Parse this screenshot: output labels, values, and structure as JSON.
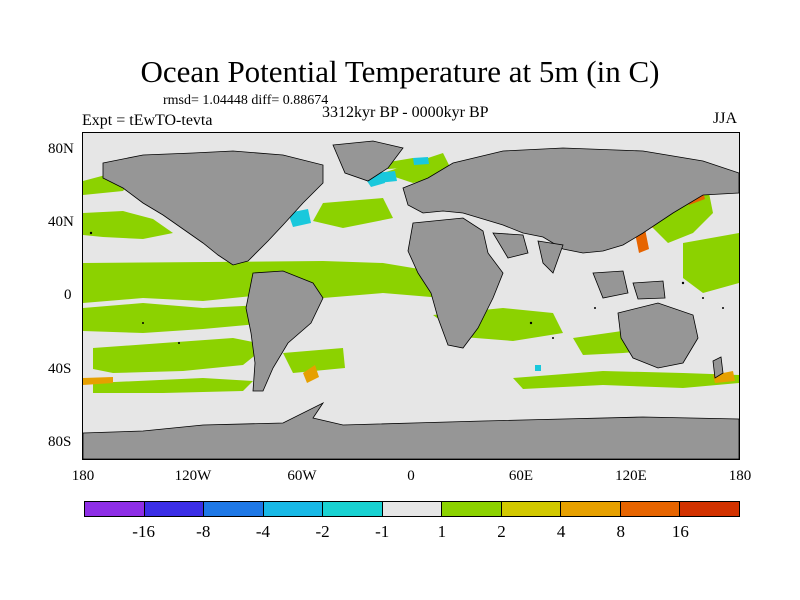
{
  "title": "Ocean Potential Temperature at 5m (in C)",
  "stats": "rmsd= 1.04448  diff= 0.88674",
  "experiment": "Expt = tEwTO-tevta",
  "period": "3312kyr BP - 0000kyr BP",
  "season": "JJA",
  "lat_labels": [
    "80N",
    "40N",
    "0",
    "40S",
    "80S"
  ],
  "lon_labels": [
    "180",
    "120W",
    "60W",
    "0",
    "60E",
    "120E",
    "180"
  ],
  "legend": {
    "labels": [
      "-16",
      "-8",
      "-4",
      "-2",
      "-1",
      "1",
      "2",
      "4",
      "8",
      "16"
    ],
    "colors": [
      "#8e2ee6",
      "#3b2ee6",
      "#1e78e6",
      "#19b9e6",
      "#19d2d2",
      "#e6e6e6",
      "#8cd200",
      "#d2c800",
      "#e6a000",
      "#e66400",
      "#d23200"
    ]
  },
  "map_colors": {
    "land": "#969696",
    "ocean_neutral": "#e6e6e6",
    "warm_1_2": "#8cd200",
    "warm_2_4": "#d2c800",
    "warm_4_8": "#e6a000",
    "warm_8_16": "#e66400",
    "cool": "#19c8dc"
  }
}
------------
Leave every image out, and retype the material exactly.

Parse this screenshot: output labels, values, and structure as JSON.
{
  "title": "Ocean Potential Temperature at 5m (in C)",
  "stats": "rmsd= 1.04448  diff= 0.88674",
  "experiment": "Expt = tEwTO-tevta",
  "period": "3312kyr BP - 0000kyr BP",
  "season": "JJA",
  "lat_labels": [
    "80N",
    "40N",
    "0",
    "40S",
    "80S"
  ],
  "lon_labels": [
    "180",
    "120W",
    "60W",
    "0",
    "60E",
    "120E",
    "180"
  ],
  "legend": {
    "labels": [
      "-16",
      "-8",
      "-4",
      "-2",
      "-1",
      "1",
      "2",
      "4",
      "8",
      "16"
    ],
    "colors": [
      "#8e2ee6",
      "#3b2ee6",
      "#1e78e6",
      "#19b9e6",
      "#19d2d2",
      "#e6e6e6",
      "#8cd200",
      "#d2c800",
      "#e6a000",
      "#e66400",
      "#d23200"
    ]
  },
  "map_colors": {
    "land": "#969696",
    "ocean_neutral": "#e6e6e6",
    "warm_1_2": "#8cd200",
    "warm_2_4": "#d2c800",
    "warm_4_8": "#e6a000",
    "warm_8_16": "#e66400",
    "cool": "#19c8dc"
  }
}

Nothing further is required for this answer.